*Set problem*:
Each entry needs to be restated exactly as written.

*Information given*:
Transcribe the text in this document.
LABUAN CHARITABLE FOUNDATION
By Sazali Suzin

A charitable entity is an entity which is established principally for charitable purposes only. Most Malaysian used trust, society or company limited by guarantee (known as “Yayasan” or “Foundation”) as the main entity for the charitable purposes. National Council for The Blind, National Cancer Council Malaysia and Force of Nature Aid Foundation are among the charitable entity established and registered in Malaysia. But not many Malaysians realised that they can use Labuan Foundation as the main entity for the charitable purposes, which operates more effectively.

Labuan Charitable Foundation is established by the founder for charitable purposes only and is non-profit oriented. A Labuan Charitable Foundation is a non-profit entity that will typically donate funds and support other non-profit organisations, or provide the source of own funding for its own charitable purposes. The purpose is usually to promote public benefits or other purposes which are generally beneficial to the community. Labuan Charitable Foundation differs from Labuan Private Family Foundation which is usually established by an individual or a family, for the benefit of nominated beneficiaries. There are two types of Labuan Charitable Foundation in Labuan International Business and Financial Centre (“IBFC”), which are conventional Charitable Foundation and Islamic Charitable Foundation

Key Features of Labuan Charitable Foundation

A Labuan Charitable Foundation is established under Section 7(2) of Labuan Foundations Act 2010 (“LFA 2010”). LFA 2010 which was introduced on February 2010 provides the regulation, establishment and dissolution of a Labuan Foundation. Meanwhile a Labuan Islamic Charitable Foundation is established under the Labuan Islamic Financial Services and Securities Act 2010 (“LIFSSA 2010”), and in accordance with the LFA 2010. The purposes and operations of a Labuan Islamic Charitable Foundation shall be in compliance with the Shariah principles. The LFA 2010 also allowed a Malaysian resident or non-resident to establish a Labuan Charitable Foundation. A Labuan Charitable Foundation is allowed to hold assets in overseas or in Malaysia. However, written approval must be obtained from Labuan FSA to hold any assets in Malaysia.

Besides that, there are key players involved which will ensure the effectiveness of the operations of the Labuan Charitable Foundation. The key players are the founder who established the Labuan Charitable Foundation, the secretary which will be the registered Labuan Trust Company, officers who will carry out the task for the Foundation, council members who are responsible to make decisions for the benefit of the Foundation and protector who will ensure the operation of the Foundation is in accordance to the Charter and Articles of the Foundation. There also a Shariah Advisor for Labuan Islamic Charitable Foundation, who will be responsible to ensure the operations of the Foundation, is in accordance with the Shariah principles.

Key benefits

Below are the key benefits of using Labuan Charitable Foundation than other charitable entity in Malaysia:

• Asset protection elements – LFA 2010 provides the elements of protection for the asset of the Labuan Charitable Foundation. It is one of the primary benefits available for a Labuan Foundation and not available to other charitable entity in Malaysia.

*Response*:
Transcribe the text in this document.
LABUAN CHARITABLE FOUNDATION
By Sazali Suzin

A charitable entity is an entity which is established principally for charitable purposes only. Most Malaysian used trust, society or company limited by guarantee (known as “Yayasan” or “Foundation”) as the main entity for the charitable purposes. National Council for The Blind, National Cancer Council Malaysia and Force of Nature Aid Foundation are among the charitable entity established and registered in Malaysia. But not many Malaysians realised that they can use Labuan Foundation as the main entity for the charitable purposes, which operates more effectively.

Labuan Charitable Foundation is established by the founder for charitable purposes only and is non-profit oriented. A Labuan Charitable Foundation is a non-profit entity that will typically donate funds and support other non-profit organisations, or provide the source of own funding for its own charitable purposes. The purpose is usually to promote public benefits or other purposes which are generally beneficial to the community. Labuan Charitable Foundation differs from Labuan Private Family Foundation which is usually established by an individual or a family, for the benefit of nominated beneficiaries. There are two types of Labuan Charitable Foundation in Labuan International Business and Financial Centre (“IBFC”), which are conventional Charitable Foundation and Islamic Charitable Foundation

Key Features of Labuan Charitable Foundation

A Labuan Charitable Foundation is established under Section 7(2) of Labuan Foundations Act 2010 (“LFA 2010”). LFA 2010 which was introduced on February 2010 provides the regulation, establishment and dissolution of a Labuan Foundation. Meanwhile a Labuan Islamic Charitable Foundation is established under the Labuan Islamic Financial Services and Securities Act 2010 (“LIFSSA 2010”), and in accordance with the LFA 2010. The purposes and operations of a Labuan Islamic Charitable Foundation shall be in compliance with the Shariah principles. The LFA 2010 also allowed a Malaysian resident or non-resident to establish a Labuan Charitable Foundation. A Labuan Charitable Foundation is allowed to hold assets in overseas or in Malaysia. However, written approval must be obtained from Labuan FSA to hold any assets in Malaysia.

Besides that, there are key players involved which will ensure the effectiveness of the operations of the Labuan Charitable Foundation. The key players are the founder who established the Labuan Charitable Foundation, the secretary which will be the registered Labuan Trust Company, officers who will carry out the task for the Foundation, council members who are responsible to make decisions for the benefit of the Foundation and protector who will ensure the operation of the Foundation is in accordance to the Charter and Articles of the Foundation. There also a Shariah Advisor for Labuan Islamic Charitable Foundation, who will be responsible to ensure the operations of the Foundation, is in accordance with the Shariah principles.

Key benefits

Below are the key benefits of using Labuan Charitable Foundation than other charitable entity in Malaysia:

• Asset protection elements – LFA 2010 provides the elements of protection for the asset of the Labuan Charitable Foundation. It is one of the primary benefits available for a Labuan Foundation and not available to other charitable entity in Malaysia.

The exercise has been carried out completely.